— START OF Given data —

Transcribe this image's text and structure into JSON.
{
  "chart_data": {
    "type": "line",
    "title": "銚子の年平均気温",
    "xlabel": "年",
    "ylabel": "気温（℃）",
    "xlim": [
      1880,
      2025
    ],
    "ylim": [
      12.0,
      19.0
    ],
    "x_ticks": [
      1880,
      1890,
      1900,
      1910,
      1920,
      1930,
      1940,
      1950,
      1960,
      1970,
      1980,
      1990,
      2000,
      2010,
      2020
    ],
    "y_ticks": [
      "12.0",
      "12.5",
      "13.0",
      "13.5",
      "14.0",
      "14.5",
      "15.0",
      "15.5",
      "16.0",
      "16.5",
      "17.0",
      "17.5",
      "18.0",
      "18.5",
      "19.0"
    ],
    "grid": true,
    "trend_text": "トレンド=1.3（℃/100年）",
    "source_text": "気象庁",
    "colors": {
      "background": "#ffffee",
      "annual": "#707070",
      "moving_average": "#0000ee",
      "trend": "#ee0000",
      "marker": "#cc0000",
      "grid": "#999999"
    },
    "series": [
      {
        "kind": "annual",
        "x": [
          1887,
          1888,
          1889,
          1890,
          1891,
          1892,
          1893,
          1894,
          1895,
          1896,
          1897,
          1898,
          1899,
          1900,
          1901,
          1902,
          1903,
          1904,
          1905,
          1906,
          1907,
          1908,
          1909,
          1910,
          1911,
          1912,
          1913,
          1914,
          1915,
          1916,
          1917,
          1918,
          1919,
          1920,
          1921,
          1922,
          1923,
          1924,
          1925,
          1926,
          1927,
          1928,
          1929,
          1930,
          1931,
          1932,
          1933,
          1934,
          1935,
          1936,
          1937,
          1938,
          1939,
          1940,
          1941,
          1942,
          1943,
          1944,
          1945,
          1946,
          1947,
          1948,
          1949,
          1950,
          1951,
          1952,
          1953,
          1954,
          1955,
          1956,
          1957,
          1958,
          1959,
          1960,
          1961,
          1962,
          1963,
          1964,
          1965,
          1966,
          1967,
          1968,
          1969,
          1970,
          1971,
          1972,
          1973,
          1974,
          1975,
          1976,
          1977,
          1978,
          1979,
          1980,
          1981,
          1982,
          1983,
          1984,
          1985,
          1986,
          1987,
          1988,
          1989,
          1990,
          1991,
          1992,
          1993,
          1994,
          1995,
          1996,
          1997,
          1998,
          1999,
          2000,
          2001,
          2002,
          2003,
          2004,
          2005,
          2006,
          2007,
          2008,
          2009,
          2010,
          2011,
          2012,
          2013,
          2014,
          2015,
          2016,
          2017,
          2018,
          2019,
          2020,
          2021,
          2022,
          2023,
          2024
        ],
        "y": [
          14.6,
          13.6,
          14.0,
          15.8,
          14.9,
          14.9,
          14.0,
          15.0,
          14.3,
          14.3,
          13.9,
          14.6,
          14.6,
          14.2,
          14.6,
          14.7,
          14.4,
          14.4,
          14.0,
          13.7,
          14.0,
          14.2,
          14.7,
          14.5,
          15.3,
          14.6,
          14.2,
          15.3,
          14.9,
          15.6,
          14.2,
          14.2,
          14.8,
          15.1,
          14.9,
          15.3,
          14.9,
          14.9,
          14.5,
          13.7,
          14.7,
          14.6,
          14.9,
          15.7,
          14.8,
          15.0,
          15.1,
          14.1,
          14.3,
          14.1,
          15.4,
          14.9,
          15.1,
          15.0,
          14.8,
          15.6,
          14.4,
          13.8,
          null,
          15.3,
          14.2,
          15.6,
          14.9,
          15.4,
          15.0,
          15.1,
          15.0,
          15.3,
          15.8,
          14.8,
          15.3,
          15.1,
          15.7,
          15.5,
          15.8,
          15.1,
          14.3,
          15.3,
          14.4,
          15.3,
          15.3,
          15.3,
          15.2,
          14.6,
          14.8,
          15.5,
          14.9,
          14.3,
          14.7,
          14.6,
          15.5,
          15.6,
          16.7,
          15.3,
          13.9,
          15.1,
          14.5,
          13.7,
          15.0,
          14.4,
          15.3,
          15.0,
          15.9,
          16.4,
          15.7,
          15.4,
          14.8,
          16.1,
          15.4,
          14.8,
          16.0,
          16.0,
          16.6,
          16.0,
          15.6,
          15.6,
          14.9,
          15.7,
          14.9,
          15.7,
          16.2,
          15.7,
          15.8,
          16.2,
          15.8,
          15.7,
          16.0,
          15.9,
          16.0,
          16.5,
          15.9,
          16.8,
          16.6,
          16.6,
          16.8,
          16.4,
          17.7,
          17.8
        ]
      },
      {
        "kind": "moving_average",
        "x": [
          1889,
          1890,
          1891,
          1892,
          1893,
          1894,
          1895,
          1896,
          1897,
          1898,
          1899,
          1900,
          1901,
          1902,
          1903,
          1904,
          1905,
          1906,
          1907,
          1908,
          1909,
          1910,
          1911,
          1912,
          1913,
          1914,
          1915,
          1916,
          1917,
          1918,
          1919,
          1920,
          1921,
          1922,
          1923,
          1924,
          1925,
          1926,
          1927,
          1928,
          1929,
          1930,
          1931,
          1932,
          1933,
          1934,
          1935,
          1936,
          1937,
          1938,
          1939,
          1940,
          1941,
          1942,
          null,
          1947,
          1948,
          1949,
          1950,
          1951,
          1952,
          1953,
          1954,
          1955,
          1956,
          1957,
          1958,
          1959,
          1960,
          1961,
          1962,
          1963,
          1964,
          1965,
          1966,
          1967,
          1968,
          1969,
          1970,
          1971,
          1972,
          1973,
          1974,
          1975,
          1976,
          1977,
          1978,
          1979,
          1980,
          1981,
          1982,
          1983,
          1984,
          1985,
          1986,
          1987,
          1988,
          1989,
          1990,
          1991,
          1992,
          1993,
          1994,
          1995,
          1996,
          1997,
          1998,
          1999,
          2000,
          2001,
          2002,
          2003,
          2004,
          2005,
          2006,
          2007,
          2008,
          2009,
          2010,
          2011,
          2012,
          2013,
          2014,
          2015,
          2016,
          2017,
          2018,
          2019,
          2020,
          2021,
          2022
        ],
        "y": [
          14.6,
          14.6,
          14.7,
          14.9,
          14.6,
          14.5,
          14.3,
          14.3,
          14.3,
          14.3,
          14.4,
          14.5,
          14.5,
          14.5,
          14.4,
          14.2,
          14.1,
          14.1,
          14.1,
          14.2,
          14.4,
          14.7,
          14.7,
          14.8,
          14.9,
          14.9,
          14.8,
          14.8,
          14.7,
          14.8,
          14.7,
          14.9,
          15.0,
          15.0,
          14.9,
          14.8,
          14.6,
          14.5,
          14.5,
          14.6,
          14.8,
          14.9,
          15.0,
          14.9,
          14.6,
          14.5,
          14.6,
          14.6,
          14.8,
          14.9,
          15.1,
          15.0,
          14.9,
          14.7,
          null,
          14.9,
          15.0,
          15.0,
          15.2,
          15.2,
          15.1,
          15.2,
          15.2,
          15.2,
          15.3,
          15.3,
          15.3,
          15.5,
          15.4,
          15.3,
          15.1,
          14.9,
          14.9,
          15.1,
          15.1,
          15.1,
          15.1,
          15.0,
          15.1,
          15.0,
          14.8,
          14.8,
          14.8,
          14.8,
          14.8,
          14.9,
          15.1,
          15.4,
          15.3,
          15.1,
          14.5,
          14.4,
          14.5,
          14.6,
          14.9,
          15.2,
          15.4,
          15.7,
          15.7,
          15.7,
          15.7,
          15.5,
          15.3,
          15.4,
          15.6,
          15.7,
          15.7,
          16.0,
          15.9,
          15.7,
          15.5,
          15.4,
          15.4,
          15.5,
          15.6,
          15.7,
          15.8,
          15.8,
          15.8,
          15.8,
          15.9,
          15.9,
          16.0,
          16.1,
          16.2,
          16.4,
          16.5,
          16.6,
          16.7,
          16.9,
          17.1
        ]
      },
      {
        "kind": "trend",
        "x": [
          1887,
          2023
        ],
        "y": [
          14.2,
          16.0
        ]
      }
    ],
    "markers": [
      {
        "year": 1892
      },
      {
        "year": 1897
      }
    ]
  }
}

— END OF Given data —

• **Problem requirements**: Give only the number of lines in the data that include the string "kind".

• **Exercise solution**: 3